[Dataset items]
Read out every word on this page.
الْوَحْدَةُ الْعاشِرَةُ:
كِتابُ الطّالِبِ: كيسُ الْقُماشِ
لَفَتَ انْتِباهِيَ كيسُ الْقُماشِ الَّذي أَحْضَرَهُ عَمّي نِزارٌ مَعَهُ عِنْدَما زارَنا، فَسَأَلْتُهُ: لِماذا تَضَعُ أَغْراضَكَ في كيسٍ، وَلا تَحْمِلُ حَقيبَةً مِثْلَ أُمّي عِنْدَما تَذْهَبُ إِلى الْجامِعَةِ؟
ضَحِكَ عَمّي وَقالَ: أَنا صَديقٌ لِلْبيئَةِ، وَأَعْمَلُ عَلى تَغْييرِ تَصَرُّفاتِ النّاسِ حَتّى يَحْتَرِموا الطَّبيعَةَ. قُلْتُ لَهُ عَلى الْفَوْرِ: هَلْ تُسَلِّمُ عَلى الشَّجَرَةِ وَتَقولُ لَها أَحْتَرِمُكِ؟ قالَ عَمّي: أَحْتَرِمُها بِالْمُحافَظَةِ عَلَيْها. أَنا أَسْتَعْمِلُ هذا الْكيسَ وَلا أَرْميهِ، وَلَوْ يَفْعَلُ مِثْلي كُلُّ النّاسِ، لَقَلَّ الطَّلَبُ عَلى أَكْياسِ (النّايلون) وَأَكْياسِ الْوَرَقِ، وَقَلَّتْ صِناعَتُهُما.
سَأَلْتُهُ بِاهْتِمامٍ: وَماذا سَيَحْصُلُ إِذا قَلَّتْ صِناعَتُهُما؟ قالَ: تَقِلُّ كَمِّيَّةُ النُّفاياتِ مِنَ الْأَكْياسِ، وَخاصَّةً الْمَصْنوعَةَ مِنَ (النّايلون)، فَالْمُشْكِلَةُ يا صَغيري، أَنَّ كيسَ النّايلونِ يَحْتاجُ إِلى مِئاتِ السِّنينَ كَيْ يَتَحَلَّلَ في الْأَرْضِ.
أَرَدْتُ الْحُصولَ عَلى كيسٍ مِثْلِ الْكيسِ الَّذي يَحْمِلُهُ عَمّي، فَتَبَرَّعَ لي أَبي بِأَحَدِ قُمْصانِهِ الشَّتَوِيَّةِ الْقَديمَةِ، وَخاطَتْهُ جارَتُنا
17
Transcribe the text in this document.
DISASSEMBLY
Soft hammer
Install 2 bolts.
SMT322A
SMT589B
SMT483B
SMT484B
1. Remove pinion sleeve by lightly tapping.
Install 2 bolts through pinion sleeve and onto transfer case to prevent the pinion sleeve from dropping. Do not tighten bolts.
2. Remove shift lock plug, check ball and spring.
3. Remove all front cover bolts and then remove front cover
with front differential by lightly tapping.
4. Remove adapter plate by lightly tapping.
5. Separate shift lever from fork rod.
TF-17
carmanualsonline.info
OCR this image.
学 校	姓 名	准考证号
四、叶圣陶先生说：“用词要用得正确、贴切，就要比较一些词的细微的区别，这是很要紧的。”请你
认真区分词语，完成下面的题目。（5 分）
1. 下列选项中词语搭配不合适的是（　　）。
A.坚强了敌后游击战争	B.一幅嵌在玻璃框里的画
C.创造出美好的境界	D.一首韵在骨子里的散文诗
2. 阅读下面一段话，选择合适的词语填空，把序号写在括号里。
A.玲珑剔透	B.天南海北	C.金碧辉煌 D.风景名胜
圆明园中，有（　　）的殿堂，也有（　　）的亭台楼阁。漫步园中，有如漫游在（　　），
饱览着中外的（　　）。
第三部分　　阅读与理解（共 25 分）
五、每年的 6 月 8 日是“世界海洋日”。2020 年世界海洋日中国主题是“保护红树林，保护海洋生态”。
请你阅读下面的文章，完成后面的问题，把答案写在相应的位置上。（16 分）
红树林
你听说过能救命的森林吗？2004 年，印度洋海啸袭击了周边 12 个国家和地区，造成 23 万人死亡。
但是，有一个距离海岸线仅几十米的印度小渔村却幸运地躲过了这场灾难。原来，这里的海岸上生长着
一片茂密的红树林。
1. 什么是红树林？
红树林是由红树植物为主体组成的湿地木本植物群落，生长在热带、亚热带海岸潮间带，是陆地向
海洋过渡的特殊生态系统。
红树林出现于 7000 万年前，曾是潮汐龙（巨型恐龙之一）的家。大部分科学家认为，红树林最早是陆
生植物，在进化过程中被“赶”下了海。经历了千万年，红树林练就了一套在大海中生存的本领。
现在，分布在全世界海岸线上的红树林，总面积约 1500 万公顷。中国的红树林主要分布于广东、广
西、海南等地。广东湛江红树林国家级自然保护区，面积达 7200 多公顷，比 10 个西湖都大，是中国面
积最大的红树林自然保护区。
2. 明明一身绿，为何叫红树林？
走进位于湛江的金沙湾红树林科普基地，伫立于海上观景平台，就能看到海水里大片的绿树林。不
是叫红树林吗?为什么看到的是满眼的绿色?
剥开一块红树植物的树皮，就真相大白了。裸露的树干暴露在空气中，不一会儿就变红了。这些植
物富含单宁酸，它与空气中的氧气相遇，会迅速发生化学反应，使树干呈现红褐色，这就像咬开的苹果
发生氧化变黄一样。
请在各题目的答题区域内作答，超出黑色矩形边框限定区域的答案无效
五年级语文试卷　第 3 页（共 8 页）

» Directive:
Copy each line of the records that contains the word "pinion".

» The output:
1. Remove pinion sleeve by lightly tapping.
Install 2 bolts through pinion sleeve and onto transfer case to prevent the pinion sleeve from dropping. Do not tighten bolts.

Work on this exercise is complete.